**INSTRUCTIONS TO FOLLOW:** Reproduce the entries starting at the line containing "Where is each" and ending at the line containing "markers: plains and", replacing "markers" with "pins" throughout and keeping everything else unchanged. Omit the pictures from your answer.

**DATA SUPPLIED:**

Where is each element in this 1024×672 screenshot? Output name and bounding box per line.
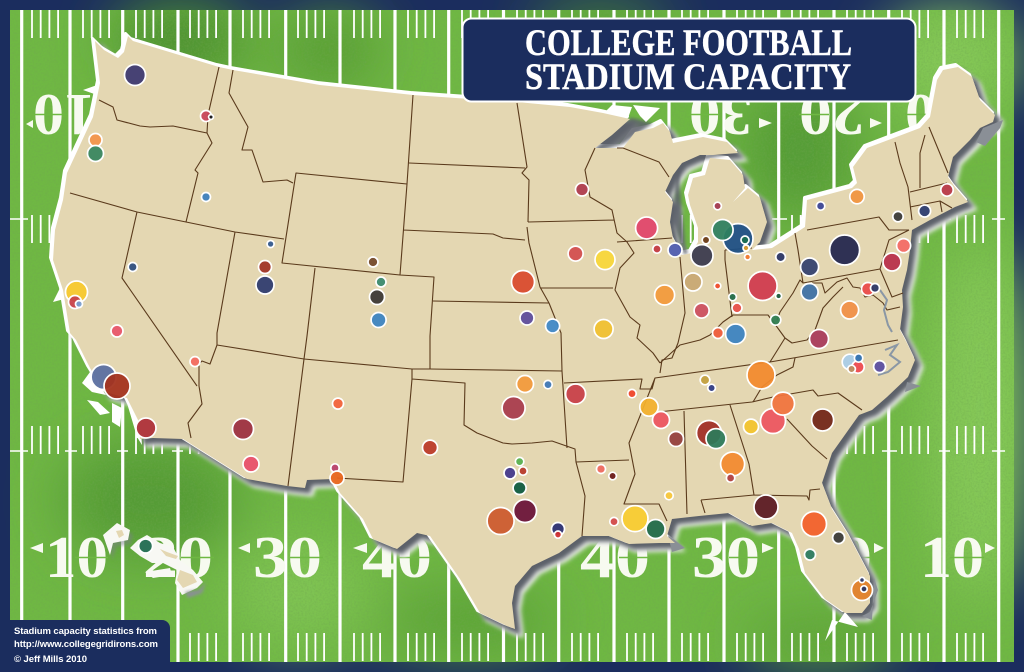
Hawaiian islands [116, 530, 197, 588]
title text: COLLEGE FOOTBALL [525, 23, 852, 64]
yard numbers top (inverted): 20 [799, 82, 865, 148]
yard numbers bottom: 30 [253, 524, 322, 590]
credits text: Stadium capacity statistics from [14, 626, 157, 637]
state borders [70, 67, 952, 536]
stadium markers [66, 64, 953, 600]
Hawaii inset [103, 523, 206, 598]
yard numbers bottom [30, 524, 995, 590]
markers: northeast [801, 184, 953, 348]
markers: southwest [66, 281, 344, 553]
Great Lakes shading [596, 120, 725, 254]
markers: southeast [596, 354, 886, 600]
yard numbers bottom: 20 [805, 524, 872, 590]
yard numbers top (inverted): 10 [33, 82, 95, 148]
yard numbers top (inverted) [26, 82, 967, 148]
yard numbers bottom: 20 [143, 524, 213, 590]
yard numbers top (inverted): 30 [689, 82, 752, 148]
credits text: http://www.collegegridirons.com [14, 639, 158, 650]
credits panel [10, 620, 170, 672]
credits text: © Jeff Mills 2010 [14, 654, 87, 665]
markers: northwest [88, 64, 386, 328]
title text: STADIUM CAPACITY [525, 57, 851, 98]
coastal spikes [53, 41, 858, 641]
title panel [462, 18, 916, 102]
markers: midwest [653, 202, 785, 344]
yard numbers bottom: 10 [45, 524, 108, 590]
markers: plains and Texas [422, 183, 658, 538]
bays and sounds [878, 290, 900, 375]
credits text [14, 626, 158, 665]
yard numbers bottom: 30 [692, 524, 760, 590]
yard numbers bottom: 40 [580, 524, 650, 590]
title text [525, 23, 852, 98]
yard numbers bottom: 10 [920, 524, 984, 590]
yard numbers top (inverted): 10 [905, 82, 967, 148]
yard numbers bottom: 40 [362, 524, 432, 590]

--

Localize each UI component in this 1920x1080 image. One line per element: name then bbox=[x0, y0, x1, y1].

**REPLY:**
Where is each element in this 1024×672 screenshot? Output name and bounding box per line.
Hawaiian islands [116, 530, 197, 588]
title text: COLLEGE FOOTBALL [525, 23, 852, 64]
yard numbers top (inverted): 20 [799, 82, 865, 148]
yard numbers bottom: 30 [253, 524, 322, 590]
credits text: Stadium capacity statistics from [14, 626, 157, 637]
state borders [70, 67, 952, 536]
stadium pins [66, 64, 953, 600]
Hawaii inset [103, 523, 206, 598]
yard numbers bottom [30, 524, 995, 590]
pins: northeast [801, 184, 953, 348]
pins: southwest [66, 281, 344, 553]
Great Lakes shading [596, 120, 725, 254]
pins: southeast [596, 354, 886, 600]
yard numbers bottom: 20 [805, 524, 872, 590]
yard numbers top (inverted): 10 [33, 82, 95, 148]
yard numbers top (inverted) [26, 82, 967, 148]
yard numbers bottom: 20 [143, 524, 213, 590]
yard numbers top (inverted): 30 [689, 82, 752, 148]
credits text: http://www.collegegridirons.com [14, 639, 158, 650]
credits panel [10, 620, 170, 672]
credits text: © Jeff Mills 2010 [14, 654, 87, 665]
pins: northwest [88, 64, 386, 328]
title text: STADIUM CAPACITY [525, 57, 851, 98]
coastal spikes [53, 41, 858, 641]
title panel [462, 18, 916, 102]
pins: midwest [653, 202, 785, 344]
yard numbers bottom: 10 [45, 524, 108, 590]
pins: plains and Texas [422, 183, 658, 538]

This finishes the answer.